■ The problem: Output the data exactly, with every line intact.

+ + + +

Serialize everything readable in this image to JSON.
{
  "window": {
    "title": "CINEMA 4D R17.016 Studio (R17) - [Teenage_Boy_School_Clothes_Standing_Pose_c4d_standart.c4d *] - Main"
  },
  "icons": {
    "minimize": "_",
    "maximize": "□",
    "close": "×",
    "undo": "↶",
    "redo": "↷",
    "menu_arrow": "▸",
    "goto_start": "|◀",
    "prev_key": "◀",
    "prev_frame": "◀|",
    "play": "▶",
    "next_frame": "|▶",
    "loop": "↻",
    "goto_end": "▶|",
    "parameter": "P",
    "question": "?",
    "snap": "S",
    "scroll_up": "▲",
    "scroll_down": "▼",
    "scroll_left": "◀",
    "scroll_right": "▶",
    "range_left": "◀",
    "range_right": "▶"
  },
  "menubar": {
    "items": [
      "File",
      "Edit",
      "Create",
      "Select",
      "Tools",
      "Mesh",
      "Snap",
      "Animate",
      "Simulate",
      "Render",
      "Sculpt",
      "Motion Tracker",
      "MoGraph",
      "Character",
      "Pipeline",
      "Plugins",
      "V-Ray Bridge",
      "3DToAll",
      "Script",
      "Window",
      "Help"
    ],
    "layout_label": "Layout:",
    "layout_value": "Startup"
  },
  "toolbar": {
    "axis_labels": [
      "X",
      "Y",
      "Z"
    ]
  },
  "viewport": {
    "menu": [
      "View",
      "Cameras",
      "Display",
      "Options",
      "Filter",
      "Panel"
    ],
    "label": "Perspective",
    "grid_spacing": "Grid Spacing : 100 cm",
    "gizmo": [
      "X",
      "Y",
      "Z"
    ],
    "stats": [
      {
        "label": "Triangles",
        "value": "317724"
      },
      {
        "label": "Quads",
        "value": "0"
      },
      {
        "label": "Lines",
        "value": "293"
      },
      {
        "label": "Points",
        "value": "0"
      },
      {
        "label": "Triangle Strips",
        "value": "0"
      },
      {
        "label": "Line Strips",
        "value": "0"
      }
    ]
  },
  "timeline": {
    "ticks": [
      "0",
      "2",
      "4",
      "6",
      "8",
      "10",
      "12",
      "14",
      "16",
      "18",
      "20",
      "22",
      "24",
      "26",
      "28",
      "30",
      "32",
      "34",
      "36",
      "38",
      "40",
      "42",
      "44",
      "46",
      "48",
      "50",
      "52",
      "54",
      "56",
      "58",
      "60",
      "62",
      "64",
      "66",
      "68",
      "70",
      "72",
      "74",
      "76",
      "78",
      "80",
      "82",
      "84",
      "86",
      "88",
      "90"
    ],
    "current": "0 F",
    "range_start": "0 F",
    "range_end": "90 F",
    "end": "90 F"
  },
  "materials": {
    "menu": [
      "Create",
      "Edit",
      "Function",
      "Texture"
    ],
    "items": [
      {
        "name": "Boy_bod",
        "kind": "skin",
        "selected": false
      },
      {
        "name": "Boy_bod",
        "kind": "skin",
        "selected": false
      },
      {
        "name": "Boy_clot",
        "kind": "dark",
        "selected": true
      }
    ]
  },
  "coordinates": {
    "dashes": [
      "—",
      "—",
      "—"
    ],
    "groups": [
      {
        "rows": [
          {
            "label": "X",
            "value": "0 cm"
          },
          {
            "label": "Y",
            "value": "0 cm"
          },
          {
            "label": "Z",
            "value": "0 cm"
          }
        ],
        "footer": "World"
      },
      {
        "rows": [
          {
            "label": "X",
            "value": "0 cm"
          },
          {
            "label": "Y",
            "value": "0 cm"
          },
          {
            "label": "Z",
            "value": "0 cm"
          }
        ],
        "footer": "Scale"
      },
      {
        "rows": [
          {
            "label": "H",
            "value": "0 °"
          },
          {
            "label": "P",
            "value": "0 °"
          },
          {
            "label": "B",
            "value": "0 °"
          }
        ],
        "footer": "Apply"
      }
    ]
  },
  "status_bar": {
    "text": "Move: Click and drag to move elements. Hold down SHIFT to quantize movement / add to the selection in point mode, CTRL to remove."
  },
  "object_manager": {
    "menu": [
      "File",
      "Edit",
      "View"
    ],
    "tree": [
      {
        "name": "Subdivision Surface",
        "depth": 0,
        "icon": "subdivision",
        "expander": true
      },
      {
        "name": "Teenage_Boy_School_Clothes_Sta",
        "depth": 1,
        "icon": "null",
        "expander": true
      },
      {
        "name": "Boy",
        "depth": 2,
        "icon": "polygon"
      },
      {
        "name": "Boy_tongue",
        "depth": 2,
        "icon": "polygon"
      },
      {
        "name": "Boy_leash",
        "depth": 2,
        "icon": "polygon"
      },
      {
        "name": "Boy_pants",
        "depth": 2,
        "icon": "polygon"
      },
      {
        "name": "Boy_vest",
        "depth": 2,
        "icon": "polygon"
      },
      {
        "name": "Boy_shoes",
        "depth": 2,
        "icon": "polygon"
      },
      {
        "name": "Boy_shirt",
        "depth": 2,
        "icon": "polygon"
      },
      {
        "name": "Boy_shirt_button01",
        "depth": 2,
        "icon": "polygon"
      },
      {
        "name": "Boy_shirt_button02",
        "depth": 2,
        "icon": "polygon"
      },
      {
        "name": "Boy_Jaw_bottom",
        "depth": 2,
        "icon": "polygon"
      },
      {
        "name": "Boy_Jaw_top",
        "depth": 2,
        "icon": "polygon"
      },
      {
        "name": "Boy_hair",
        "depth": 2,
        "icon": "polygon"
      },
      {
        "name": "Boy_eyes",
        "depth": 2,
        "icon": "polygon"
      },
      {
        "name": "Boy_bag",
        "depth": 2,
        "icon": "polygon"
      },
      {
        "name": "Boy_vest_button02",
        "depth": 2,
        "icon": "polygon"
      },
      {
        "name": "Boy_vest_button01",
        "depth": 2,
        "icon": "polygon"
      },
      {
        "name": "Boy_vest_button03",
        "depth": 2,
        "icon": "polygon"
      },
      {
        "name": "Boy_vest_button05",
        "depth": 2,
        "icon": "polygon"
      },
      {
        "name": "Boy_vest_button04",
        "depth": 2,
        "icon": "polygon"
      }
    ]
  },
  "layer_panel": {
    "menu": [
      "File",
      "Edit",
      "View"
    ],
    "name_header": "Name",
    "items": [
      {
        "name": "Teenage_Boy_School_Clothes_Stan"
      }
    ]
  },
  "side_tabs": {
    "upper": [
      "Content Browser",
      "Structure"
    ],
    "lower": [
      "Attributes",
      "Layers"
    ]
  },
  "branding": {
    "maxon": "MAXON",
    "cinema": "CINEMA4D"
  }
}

+ + + +

■ Task solution:
Serialize everything readable in this image to JSON.
{
  "window": {
    "title": "CINEMA 4D R17.016 Studio (R17) - [Teenage_Boy_School_Clothes_Standing_Pose_c4d_standart.c4d *] - Main"
  },
  "icons": {
    "minimize": "_",
    "maximize": "□",
    "close": "×",
    "undo": "↶",
    "redo": "↷",
    "menu_arrow": "▸",
    "goto_start": "|◀",
    "prev_key": "◀",
    "prev_frame": "◀|",
    "play": "▶",
    "next_frame": "|▶",
    "loop": "↻",
    "goto_end": "▶|",
    "parameter": "P",
    "question": "?",
    "snap": "S",
    "scroll_up": "▲",
    "scroll_down": "▼",
    "scroll_left": "◀",
    "scroll_right": "▶",
    "range_left": "◀",
    "range_right": "▶"
  },
  "menubar": {
    "items": [
      "File",
      "Edit",
      "Create",
      "Select",
      "Tools",
      "Mesh",
      "Snap",
      "Animate",
      "Simulate",
      "Render",
      "Sculpt",
      "Motion Tracker",
      "MoGraph",
      "Character",
      "Pipeline",
      "Plugins",
      "V-Ray Bridge",
      "3DToAll",
      "Script",
      "Window",
      "Help"
    ],
    "layout_label": "Layout:",
    "layout_value": "Startup"
  },
  "toolbar": {
    "axis_labels": [
      "X",
      "Y",
      "Z"
    ]
  },
  "viewport": {
    "menu": [
      "View",
      "Cameras",
      "Display",
      "Options",
      "Filter",
      "Panel"
    ],
    "label": "Perspective",
    "grid_spacing": "Grid Spacing : 100 cm",
    "gizmo": [
      "X",
      "Y",
      "Z"
    ],
    "stats": [
      {
        "label": "Triangles",
        "value": "317724"
      },
      {
        "label": "Quads",
        "value": "0"
      },
      {
        "label": "Lines",
        "value": "293"
      },
      {
        "label": "Points",
        "value": "0"
      },
      {
        "label": "Triangle Strips",
        "value": "0"
      },
      {
        "label": "Line Strips",
        "value": "0"
      }
    ]
  },
  "timeline": {
    "ticks": [
      "0",
      "2",
      "4",
      "6",
      "8",
      "10",
      "12",
      "14",
      "16",
      "18",
      "20",
      "22",
      "24",
      "26",
      "28",
      "30",
      "32",
      "34",
      "36",
      "38",
      "40",
      "42",
      "44",
      "46",
      "48",
      "50",
      "52",
      "54",
      "56",
      "58",
      "60",
      "62",
      "64",
      "66",
      "68",
      "70",
      "72",
      "74",
      "76",
      "78",
      "80",
      "82",
      "84",
      "86",
      "88",
      "90"
    ],
    "current": "0 F",
    "range_start": "0 F",
    "range_end": "90 F",
    "end": "90 F"
  },
  "materials": {
    "menu": [
      "Create",
      "Edit",
      "Function",
      "Texture"
    ],
    "items": [
      {
        "name": "Boy_bod",
        "kind": "skin",
        "selected": false
      },
      {
        "name": "Boy_bod",
        "kind": "skin",
        "selected": false
      },
      {
        "name": "Boy_clot",
        "kind": "dark",
        "selected": true
      }
    ]
  },
  "coordinates": {
    "dashes": [
      "—",
      "—",
      "—"
    ],
    "groups": [
      {
        "rows": [
          {
            "label": "X",
            "value": "0 cm"
          },
          {
            "label": "Y",
            "value": "0 cm"
          },
          {
            "label": "Z",
            "value": "0 cm"
          }
        ],
        "footer": "World"
      },
      {
        "rows": [
          {
            "label": "X",
            "value": "0 cm"
          },
          {
            "label": "Y",
            "value": "0 cm"
          },
          {
            "label": "Z",
            "value": "0 cm"
          }
        ],
        "footer": "Scale"
      },
      {
        "rows": [
          {
            "label": "H",
            "value": "0 °"
          },
          {
            "label": "P",
            "value": "0 °"
          },
          {
            "label": "B",
            "value": "0 °"
          }
        ],
        "footer": "Apply"
      }
    ]
  },
  "status_bar": {
    "text": "Move: Click and drag to move elements. Hold down SHIFT to quantize movement / add to the selection in point mode, CTRL to remove."
  },
  "object_manager": {
    "menu": [
      "File",
      "Edit",
      "View"
    ],
    "tree": [
      {
        "name": "Subdivision Surface",
        "depth": 0,
        "icon": "subdivision",
        "expander": true
      },
      {
        "name": "Teenage_Boy_School_Clothes_Sta",
        "depth": 1,
        "icon": "null",
        "expander": true
      },
      {
        "name": "Boy",
        "depth": 2,
        "icon": "polygon"
      },
      {
        "name": "Boy_tongue",
        "depth": 2,
        "icon": "polygon"
      },
      {
        "name": "Boy_leash",
        "depth": 2,
        "icon": "polygon"
      },
      {
        "name": "Boy_pants",
        "depth": 2,
        "icon": "polygon"
      },
      {
        "name": "Boy_vest",
        "depth": 2,
        "icon": "polygon"
      },
      {
        "name": "Boy_shoes",
        "depth": 2,
        "icon": "polygon"
      },
      {
        "name": "Boy_shirt",
        "depth": 2,
        "icon": "polygon"
      },
      {
        "name": "Boy_shirt_button01",
        "depth": 2,
        "icon": "polygon"
      },
      {
        "name": "Boy_shirt_button02",
        "depth": 2,
        "icon": "polygon"
      },
      {
        "name": "Boy_Jaw_bottom",
        "depth": 2,
        "icon": "polygon"
      },
      {
        "name": "Boy_Jaw_top",
        "depth": 2,
        "icon": "polygon"
      },
      {
        "name": "Boy_hair",
        "depth": 2,
        "icon": "polygon"
      },
      {
        "name": "Boy_eyes",
        "depth": 2,
        "icon": "polygon"
      },
      {
        "name": "Boy_bag",
        "depth": 2,
        "icon": "polygon"
      },
      {
        "name": "Boy_vest_button02",
        "depth": 2,
        "icon": "polygon"
      },
      {
        "name": "Boy_vest_button01",
        "depth": 2,
        "icon": "polygon"
      },
      {
        "name": "Boy_vest_button03",
        "depth": 2,
        "icon": "polygon"
      },
      {
        "name": "Boy_vest_button05",
        "depth": 2,
        "icon": "polygon"
      },
      {
        "name": "Boy_vest_button04",
        "depth": 2,
        "icon": "polygon"
      }
    ]
  },
  "layer_panel": {
    "menu": [
      "File",
      "Edit",
      "View"
    ],
    "name_header": "Name",
    "items": [
      {
        "name": "Teenage_Boy_School_Clothes_Stan"
      }
    ]
  },
  "side_tabs": {
    "upper": [
      "Content Browser",
      "Structure"
    ],
    "lower": [
      "Attributes",
      "Layers"
    ]
  },
  "branding": {
    "maxon": "MAXON",
    "cinema": "CINEMA4D"
  }
}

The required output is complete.